> WORK INSTRUCTIONS
Do any lines in the data below contain "color"? If so, copy every one of them.

++++++++++++++++++++

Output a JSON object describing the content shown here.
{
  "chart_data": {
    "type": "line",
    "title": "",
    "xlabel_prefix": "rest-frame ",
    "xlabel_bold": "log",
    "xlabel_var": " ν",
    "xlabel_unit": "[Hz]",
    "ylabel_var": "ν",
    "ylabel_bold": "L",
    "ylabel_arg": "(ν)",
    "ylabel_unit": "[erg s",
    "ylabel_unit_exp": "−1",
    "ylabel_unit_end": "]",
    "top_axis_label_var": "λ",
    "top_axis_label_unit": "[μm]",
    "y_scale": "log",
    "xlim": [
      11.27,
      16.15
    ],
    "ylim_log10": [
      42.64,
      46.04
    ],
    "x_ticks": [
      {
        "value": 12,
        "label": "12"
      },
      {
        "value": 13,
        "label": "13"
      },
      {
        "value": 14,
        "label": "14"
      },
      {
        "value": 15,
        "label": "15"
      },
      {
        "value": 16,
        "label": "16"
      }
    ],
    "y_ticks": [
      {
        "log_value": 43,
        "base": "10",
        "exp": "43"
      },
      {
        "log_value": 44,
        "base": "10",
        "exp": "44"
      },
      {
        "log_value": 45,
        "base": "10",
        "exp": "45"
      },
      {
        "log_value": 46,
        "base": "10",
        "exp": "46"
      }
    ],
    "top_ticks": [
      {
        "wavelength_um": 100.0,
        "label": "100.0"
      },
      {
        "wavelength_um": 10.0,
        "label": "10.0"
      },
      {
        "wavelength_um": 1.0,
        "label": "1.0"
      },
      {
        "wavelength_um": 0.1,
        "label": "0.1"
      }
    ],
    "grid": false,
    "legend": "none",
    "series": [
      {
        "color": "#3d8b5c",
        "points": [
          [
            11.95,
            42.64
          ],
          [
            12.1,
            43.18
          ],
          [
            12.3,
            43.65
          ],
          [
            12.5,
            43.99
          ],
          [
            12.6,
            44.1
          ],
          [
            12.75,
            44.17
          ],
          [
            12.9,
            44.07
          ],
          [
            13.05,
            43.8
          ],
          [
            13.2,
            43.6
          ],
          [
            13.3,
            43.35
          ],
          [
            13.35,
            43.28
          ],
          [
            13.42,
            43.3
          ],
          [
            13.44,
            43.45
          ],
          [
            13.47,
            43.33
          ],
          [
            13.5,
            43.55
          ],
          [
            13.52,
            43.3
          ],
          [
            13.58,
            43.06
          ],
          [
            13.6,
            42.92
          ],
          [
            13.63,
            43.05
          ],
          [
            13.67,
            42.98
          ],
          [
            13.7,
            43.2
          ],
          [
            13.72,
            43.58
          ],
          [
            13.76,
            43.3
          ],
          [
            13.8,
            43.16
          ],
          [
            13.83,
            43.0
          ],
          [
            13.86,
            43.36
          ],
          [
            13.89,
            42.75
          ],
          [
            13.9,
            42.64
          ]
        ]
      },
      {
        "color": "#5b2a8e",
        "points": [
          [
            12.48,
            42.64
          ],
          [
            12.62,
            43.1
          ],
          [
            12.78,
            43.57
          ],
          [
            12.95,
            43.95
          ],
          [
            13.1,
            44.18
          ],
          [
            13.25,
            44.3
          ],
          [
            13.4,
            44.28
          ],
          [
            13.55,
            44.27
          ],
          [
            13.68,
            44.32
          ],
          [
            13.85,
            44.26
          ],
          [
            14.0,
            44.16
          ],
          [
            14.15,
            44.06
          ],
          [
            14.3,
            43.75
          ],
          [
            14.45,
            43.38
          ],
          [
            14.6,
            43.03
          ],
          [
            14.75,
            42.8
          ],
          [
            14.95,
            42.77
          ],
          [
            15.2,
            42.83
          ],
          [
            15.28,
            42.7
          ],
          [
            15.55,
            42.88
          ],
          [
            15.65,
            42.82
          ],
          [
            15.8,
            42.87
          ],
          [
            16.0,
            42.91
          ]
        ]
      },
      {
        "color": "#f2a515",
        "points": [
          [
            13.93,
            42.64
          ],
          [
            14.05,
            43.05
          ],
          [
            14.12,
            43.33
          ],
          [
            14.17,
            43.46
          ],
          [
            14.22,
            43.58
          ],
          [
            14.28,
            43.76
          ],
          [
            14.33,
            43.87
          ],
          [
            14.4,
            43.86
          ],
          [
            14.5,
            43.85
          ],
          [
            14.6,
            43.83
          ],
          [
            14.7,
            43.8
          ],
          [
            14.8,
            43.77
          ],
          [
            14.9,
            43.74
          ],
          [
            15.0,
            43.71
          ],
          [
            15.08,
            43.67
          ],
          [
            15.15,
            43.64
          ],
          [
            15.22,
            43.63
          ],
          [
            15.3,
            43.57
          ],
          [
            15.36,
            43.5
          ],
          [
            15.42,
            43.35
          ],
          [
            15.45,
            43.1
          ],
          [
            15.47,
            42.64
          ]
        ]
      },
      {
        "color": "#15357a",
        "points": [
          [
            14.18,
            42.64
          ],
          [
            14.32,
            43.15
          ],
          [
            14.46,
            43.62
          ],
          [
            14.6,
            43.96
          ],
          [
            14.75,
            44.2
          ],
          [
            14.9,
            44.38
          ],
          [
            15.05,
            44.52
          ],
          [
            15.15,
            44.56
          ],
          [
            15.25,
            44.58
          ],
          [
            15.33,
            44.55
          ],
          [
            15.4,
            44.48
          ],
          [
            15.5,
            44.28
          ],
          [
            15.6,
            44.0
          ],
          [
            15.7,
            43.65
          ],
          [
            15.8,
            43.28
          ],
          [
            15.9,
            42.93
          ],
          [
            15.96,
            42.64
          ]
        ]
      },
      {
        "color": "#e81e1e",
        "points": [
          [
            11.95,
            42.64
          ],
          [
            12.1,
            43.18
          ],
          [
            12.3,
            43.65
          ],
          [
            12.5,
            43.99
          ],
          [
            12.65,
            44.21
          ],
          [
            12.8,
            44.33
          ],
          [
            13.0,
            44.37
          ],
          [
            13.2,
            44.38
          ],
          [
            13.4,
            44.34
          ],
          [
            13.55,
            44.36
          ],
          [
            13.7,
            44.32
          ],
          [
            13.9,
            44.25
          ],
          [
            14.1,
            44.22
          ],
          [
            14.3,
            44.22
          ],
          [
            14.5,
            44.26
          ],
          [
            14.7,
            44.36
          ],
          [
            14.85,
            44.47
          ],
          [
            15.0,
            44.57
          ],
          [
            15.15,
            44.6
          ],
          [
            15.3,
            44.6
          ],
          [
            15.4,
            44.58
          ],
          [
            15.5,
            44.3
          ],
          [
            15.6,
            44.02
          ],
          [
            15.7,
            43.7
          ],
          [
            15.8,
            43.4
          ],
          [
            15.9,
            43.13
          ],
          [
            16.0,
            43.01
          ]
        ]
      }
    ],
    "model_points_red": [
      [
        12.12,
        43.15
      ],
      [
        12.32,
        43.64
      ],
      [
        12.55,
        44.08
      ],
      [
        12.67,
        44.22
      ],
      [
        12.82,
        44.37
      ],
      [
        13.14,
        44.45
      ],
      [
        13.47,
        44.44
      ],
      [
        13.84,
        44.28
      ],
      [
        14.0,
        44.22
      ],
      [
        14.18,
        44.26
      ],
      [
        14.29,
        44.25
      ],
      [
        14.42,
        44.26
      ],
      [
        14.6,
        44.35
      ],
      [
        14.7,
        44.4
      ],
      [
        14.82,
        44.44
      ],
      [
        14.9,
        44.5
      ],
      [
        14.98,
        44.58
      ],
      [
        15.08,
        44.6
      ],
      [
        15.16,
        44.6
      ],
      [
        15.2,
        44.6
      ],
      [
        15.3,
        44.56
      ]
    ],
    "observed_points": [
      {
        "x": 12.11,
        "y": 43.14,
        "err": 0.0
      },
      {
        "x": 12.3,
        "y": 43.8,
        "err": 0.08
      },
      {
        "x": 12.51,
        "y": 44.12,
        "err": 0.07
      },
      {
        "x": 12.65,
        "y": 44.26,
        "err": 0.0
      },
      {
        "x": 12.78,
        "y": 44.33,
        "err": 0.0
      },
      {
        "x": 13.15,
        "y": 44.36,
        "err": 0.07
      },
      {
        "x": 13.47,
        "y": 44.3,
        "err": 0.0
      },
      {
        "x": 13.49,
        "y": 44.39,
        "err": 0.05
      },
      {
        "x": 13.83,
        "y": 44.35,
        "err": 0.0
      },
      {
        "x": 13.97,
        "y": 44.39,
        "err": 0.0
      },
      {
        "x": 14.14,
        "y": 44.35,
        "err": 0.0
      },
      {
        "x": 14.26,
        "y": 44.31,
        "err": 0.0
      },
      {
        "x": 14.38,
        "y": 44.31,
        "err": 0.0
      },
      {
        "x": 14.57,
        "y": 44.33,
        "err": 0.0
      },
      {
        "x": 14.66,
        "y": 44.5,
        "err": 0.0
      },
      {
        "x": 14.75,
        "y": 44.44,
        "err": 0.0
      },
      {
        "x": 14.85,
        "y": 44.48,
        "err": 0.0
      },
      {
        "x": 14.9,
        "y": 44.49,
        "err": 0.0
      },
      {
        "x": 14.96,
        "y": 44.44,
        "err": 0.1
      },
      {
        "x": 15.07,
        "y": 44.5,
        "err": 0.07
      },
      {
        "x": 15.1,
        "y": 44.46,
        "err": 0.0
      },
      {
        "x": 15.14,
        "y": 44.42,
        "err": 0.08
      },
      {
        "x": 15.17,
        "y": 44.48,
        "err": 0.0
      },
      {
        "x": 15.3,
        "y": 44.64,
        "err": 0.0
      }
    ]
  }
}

++++++++++++++++++++

> EXERCISE SOLUTION
        "color": "#3d8b5c",
        "color": "#5b2a8e",
        "color": "#f2a515",
        "color": "#15357a",
        "color": "#e81e1e",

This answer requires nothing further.